Exercise requirements: Keep only the lines of the listing that include the word "resfebe", and copy them.

Material provided:
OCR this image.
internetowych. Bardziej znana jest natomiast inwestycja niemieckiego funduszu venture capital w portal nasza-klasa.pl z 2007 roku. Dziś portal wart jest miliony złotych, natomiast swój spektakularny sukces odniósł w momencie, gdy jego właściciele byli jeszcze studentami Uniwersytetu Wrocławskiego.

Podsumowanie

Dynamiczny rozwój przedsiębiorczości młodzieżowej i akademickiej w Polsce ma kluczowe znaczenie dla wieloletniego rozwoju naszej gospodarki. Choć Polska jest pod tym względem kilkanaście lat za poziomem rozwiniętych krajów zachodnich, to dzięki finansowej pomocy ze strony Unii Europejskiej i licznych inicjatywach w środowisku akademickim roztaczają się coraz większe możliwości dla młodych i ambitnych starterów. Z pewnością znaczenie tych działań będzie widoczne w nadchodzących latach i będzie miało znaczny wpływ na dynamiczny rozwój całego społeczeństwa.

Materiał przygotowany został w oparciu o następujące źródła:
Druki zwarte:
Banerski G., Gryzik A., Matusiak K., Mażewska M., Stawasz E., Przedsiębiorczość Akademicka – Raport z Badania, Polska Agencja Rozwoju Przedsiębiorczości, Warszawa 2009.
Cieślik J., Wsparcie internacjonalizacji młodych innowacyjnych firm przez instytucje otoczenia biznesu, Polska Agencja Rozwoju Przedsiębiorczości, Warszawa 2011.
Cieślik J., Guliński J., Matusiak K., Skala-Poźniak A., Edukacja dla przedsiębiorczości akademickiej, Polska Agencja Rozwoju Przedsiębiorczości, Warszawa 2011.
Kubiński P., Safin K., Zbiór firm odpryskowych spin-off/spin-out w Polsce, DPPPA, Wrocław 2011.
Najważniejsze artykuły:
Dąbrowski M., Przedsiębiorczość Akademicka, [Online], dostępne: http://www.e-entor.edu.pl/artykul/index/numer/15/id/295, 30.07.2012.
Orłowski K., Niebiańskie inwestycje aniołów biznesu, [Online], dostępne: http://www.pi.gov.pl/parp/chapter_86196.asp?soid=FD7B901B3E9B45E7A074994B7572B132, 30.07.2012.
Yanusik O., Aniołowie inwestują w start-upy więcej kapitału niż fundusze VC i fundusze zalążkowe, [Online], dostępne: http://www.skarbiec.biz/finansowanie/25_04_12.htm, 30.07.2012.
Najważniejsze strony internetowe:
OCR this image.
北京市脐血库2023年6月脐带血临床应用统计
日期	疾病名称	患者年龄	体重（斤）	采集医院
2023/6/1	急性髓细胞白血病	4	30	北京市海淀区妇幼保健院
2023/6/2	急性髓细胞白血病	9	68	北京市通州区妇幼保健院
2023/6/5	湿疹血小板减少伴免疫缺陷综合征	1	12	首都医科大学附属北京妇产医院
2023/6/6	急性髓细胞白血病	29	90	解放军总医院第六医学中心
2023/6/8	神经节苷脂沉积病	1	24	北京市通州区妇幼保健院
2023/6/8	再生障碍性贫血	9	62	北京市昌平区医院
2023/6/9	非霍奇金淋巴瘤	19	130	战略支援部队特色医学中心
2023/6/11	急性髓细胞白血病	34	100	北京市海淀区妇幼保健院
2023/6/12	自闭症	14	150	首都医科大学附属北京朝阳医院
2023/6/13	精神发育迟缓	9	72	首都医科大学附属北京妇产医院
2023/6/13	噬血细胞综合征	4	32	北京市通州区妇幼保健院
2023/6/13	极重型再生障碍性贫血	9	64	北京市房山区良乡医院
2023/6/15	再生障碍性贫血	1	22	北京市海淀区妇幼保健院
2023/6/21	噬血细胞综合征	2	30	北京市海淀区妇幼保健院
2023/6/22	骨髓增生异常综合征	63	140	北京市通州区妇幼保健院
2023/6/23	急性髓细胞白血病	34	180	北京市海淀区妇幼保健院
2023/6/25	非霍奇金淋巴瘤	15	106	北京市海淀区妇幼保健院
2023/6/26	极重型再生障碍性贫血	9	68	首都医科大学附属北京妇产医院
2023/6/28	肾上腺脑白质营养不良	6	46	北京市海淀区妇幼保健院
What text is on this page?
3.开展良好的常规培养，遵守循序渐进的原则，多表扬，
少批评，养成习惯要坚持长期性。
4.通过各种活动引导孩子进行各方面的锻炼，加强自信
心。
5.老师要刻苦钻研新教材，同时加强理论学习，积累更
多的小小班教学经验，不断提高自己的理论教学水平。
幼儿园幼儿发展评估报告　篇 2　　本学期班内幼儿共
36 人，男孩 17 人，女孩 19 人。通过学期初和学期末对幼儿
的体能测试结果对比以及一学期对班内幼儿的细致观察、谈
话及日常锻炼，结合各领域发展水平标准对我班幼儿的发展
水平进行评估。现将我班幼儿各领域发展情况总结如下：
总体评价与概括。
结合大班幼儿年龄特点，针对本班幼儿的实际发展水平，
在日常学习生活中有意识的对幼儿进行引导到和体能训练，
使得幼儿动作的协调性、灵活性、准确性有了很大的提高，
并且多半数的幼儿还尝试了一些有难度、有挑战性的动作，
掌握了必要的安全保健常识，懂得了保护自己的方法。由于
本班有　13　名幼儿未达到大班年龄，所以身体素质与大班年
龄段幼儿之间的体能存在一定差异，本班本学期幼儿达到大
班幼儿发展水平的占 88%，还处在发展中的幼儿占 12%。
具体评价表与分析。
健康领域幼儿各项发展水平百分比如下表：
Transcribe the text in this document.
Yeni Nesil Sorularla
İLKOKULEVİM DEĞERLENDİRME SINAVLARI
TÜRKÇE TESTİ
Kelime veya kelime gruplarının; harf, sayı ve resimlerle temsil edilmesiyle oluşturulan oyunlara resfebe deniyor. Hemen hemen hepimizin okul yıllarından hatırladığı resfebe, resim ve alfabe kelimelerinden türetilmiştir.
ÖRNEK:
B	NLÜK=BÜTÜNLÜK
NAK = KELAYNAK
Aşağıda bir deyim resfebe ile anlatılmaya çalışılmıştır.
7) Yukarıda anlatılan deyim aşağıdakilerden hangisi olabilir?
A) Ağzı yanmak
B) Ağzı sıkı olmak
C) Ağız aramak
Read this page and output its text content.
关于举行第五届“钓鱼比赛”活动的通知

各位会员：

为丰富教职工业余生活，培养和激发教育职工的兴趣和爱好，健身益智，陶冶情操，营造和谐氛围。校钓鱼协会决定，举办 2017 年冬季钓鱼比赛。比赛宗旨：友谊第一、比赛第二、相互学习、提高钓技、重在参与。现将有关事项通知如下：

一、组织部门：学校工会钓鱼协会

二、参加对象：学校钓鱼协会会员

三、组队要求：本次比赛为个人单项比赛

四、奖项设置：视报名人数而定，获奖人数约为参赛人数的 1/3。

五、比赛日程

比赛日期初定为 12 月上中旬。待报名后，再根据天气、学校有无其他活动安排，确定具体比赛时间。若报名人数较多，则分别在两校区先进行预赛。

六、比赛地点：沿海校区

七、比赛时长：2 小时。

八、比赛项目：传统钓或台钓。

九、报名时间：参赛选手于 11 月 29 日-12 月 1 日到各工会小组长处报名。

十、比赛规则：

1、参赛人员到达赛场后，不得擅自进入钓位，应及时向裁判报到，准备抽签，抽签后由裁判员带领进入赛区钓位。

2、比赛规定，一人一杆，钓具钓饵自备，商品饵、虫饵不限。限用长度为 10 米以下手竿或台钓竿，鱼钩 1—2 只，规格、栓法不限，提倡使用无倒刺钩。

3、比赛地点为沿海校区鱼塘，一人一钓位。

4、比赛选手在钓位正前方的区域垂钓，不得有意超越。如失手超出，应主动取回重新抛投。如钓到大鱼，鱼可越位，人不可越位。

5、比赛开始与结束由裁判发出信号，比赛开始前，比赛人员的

Exercise output:
Kelime veya kelime gruplarının; harf, sayı ve resimlerle temsil edilmesiyle oluşturulan oyunlara resfebe deniyor. Hemen hemen hepimizin okul yıllarından hatırladığı resfebe, resim ve alfabe kelimelerinden türetilmiştir.
Aşağıda bir deyim resfebe ile anlatılmaya çalışılmıştır.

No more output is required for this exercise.